*Your task:* Pictures do not belong in the copy. Return all of the entries exactly.

┌─ Supplied records

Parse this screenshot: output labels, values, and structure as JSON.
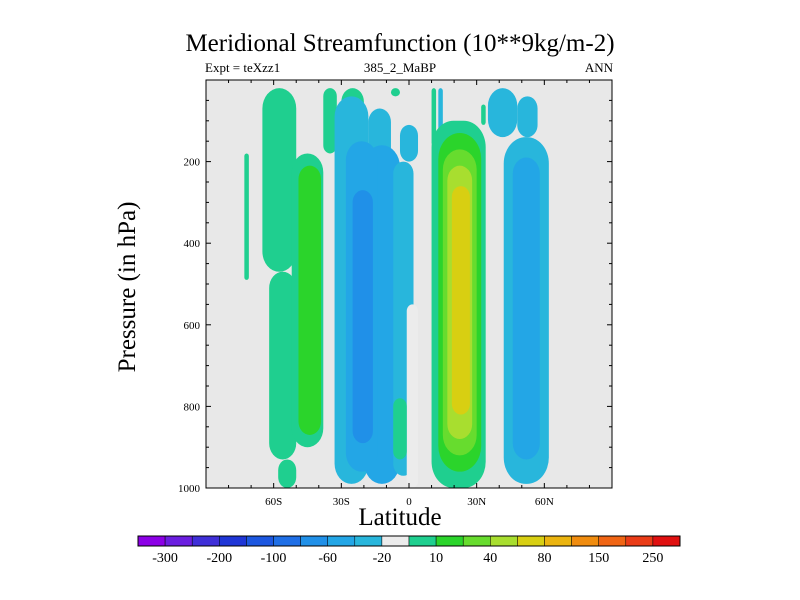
{
  "chart_data": {
    "type": "heatmap",
    "title": "Meridional Streamfunction (10**9kg/m-2)",
    "subtitle_left": "Expt = teXzz1",
    "subtitle_center": "385_2_MaBP",
    "subtitle_right": "ANN",
    "xlabel": "Latitude",
    "ylabel": "Pressure (in hPa)",
    "xlim": [
      -90,
      90
    ],
    "ylim": [
      0,
      1000
    ],
    "xticks": [
      {
        "value": -60,
        "label": "60S"
      },
      {
        "value": -30,
        "label": "30S"
      },
      {
        "value": 0,
        "label": "0"
      },
      {
        "value": 30,
        "label": "30N"
      },
      {
        "value": 60,
        "label": "60N"
      }
    ],
    "yticks": [
      {
        "value": 200,
        "label": "200"
      },
      {
        "value": 400,
        "label": "400"
      },
      {
        "value": 600,
        "label": "600"
      },
      {
        "value": 800,
        "label": "800"
      },
      {
        "value": 1000,
        "label": "1000"
      }
    ],
    "colorbar": {
      "colors": [
        "#8c00e6",
        "#6b1ee0",
        "#3f2fd8",
        "#1f36d6",
        "#1c57e0",
        "#1f6fe6",
        "#2090e8",
        "#23a6e6",
        "#28b6dc",
        "#ececec",
        "#1fcf8f",
        "#2bd42b",
        "#67dc2e",
        "#a8de2f",
        "#d8cf12",
        "#ebb40f",
        "#f08c0f",
        "#f06514",
        "#ea3c17",
        "#e01010"
      ],
      "labels": [
        "-300",
        "-200",
        "-100",
        "-60",
        "-20",
        "10",
        "40",
        "80",
        "150",
        "250"
      ]
    },
    "cells": [
      {
        "lat": [
          -65,
          -50
        ],
        "p": [
          20,
          470
        ],
        "level": 10
      },
      {
        "lat": [
          -62,
          -50
        ],
        "p": [
          470,
          930
        ],
        "level": 10
      },
      {
        "lat": [
          -58,
          -50
        ],
        "p": [
          930,
          1000
        ],
        "level": 10
      },
      {
        "lat": [
          -52,
          -38
        ],
        "p": [
          180,
          900
        ],
        "level": 10
      },
      {
        "lat": [
          -49,
          -39
        ],
        "p": [
          210,
          870
        ],
        "level": 11
      },
      {
        "lat": [
          -73,
          -71
        ],
        "p": [
          180,
          490
        ],
        "level": 10
      },
      {
        "lat": [
          -38,
          -32
        ],
        "p": [
          20,
          180
        ],
        "level": 10
      },
      {
        "lat": [
          -30,
          -20
        ],
        "p": [
          20,
          90
        ],
        "level": 10
      },
      {
        "lat": [
          -33,
          -18
        ],
        "p": [
          40,
          990
        ],
        "level": 8
      },
      {
        "lat": [
          -18,
          -8
        ],
        "p": [
          70,
          280
        ],
        "level": 8
      },
      {
        "lat": [
          -20,
          -4
        ],
        "p": [
          160,
          990
        ],
        "level": 7
      },
      {
        "lat": [
          -28,
          -14
        ],
        "p": [
          150,
          960
        ],
        "level": 7
      },
      {
        "lat": [
          -25,
          -16
        ],
        "p": [
          270,
          890
        ],
        "level": 6
      },
      {
        "lat": [
          -7,
          2
        ],
        "p": [
          200,
          970
        ],
        "level": 8
      },
      {
        "lat": [
          -4,
          4
        ],
        "p": [
          110,
          200
        ],
        "level": 8
      },
      {
        "lat": [
          -1,
          4
        ],
        "p": [
          550,
          1000
        ],
        "level": 9
      },
      {
        "lat": [
          -8,
          -4
        ],
        "p": [
          20,
          40
        ],
        "level": 10
      },
      {
        "lat": [
          -7,
          -1
        ],
        "p": [
          780,
          930
        ],
        "level": 10
      },
      {
        "lat": [
          10,
          12
        ],
        "p": [
          20,
          160
        ],
        "level": 10
      },
      {
        "lat": [
          13,
          15
        ],
        "p": [
          20,
          160
        ],
        "level": 8
      },
      {
        "lat": [
          10,
          34
        ],
        "p": [
          100,
          1000
        ],
        "level": 10
      },
      {
        "lat": [
          13,
          32
        ],
        "p": [
          130,
          960
        ],
        "level": 11
      },
      {
        "lat": [
          15,
          30
        ],
        "p": [
          170,
          920
        ],
        "level": 12
      },
      {
        "lat": [
          17,
          28
        ],
        "p": [
          210,
          880
        ],
        "level": 13
      },
      {
        "lat": [
          19,
          27
        ],
        "p": [
          260,
          820
        ],
        "level": 14
      },
      {
        "lat": [
          32,
          34
        ],
        "p": [
          60,
          110
        ],
        "level": 10
      },
      {
        "lat": [
          35,
          48
        ],
        "p": [
          20,
          140
        ],
        "level": 8
      },
      {
        "lat": [
          42,
          62
        ],
        "p": [
          140,
          990
        ],
        "level": 8
      },
      {
        "lat": [
          48,
          57
        ],
        "p": [
          40,
          140
        ],
        "level": 8
      },
      {
        "lat": [
          46,
          58
        ],
        "p": [
          190,
          930
        ],
        "level": 7
      }
    ]
  }
}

└─

*Written reply:*
Parse this screenshot: output labels, values, and structure as JSON.
{
  "chart_data": {
    "type": "heatmap",
    "title": "Meridional Streamfunction (10**9kg/m-2)",
    "subtitle_left": "Expt = teXzz1",
    "subtitle_center": "385_2_MaBP",
    "subtitle_right": "ANN",
    "xlabel": "Latitude",
    "ylabel": "Pressure (in hPa)",
    "xlim": [
      -90,
      90
    ],
    "ylim": [
      0,
      1000
    ],
    "xticks": [
      {
        "value": -60,
        "label": "60S"
      },
      {
        "value": -30,
        "label": "30S"
      },
      {
        "value": 0,
        "label": "0"
      },
      {
        "value": 30,
        "label": "30N"
      },
      {
        "value": 60,
        "label": "60N"
      }
    ],
    "yticks": [
      {
        "value": 200,
        "label": "200"
      },
      {
        "value": 400,
        "label": "400"
      },
      {
        "value": 600,
        "label": "600"
      },
      {
        "value": 800,
        "label": "800"
      },
      {
        "value": 1000,
        "label": "1000"
      }
    ],
    "colorbar": {
      "colors": [
        "#8c00e6",
        "#6b1ee0",
        "#3f2fd8",
        "#1f36d6",
        "#1c57e0",
        "#1f6fe6",
        "#2090e8",
        "#23a6e6",
        "#28b6dc",
        "#ececec",
        "#1fcf8f",
        "#2bd42b",
        "#67dc2e",
        "#a8de2f",
        "#d8cf12",
        "#ebb40f",
        "#f08c0f",
        "#f06514",
        "#ea3c17",
        "#e01010"
      ],
      "labels": [
        "-300",
        "-200",
        "-100",
        "-60",
        "-20",
        "10",
        "40",
        "80",
        "150",
        "250"
      ]
    },
    "cells": [
      {
        "lat": [
          -65,
          -50
        ],
        "p": [
          20,
          470
        ],
        "level": 10
      },
      {
        "lat": [
          -62,
          -50
        ],
        "p": [
          470,
          930
        ],
        "level": 10
      },
      {
        "lat": [
          -58,
          -50
        ],
        "p": [
          930,
          1000
        ],
        "level": 10
      },
      {
        "lat": [
          -52,
          -38
        ],
        "p": [
          180,
          900
        ],
        "level": 10
      },
      {
        "lat": [
          -49,
          -39
        ],
        "p": [
          210,
          870
        ],
        "level": 11
      },
      {
        "lat": [
          -73,
          -71
        ],
        "p": [
          180,
          490
        ],
        "level": 10
      },
      {
        "lat": [
          -38,
          -32
        ],
        "p": [
          20,
          180
        ],
        "level": 10
      },
      {
        "lat": [
          -30,
          -20
        ],
        "p": [
          20,
          90
        ],
        "level": 10
      },
      {
        "lat": [
          -33,
          -18
        ],
        "p": [
          40,
          990
        ],
        "level": 8
      },
      {
        "lat": [
          -18,
          -8
        ],
        "p": [
          70,
          280
        ],
        "level": 8
      },
      {
        "lat": [
          -20,
          -4
        ],
        "p": [
          160,
          990
        ],
        "level": 7
      },
      {
        "lat": [
          -28,
          -14
        ],
        "p": [
          150,
          960
        ],
        "level": 7
      },
      {
        "lat": [
          -25,
          -16
        ],
        "p": [
          270,
          890
        ],
        "level": 6
      },
      {
        "lat": [
          -7,
          2
        ],
        "p": [
          200,
          970
        ],
        "level": 8
      },
      {
        "lat": [
          -4,
          4
        ],
        "p": [
          110,
          200
        ],
        "level": 8
      },
      {
        "lat": [
          -1,
          4
        ],
        "p": [
          550,
          1000
        ],
        "level": 9
      },
      {
        "lat": [
          -8,
          -4
        ],
        "p": [
          20,
          40
        ],
        "level": 10
      },
      {
        "lat": [
          -7,
          -1
        ],
        "p": [
          780,
          930
        ],
        "level": 10
      },
      {
        "lat": [
          10,
          12
        ],
        "p": [
          20,
          160
        ],
        "level": 10
      },
      {
        "lat": [
          13,
          15
        ],
        "p": [
          20,
          160
        ],
        "level": 8
      },
      {
        "lat": [
          10,
          34
        ],
        "p": [
          100,
          1000
        ],
        "level": 10
      },
      {
        "lat": [
          13,
          32
        ],
        "p": [
          130,
          960
        ],
        "level": 11
      },
      {
        "lat": [
          15,
          30
        ],
        "p": [
          170,
          920
        ],
        "level": 12
      },
      {
        "lat": [
          17,
          28
        ],
        "p": [
          210,
          880
        ],
        "level": 13
      },
      {
        "lat": [
          19,
          27
        ],
        "p": [
          260,
          820
        ],
        "level": 14
      },
      {
        "lat": [
          32,
          34
        ],
        "p": [
          60,
          110
        ],
        "level": 10
      },
      {
        "lat": [
          35,
          48
        ],
        "p": [
          20,
          140
        ],
        "level": 8
      },
      {
        "lat": [
          42,
          62
        ],
        "p": [
          140,
          990
        ],
        "level": 8
      },
      {
        "lat": [
          48,
          57
        ],
        "p": [
          40,
          140
        ],
        "level": 8
      },
      {
        "lat": [
          46,
          58
        ],
        "p": [
          190,
          930
        ],
        "level": 7
      }
    ]
  }
}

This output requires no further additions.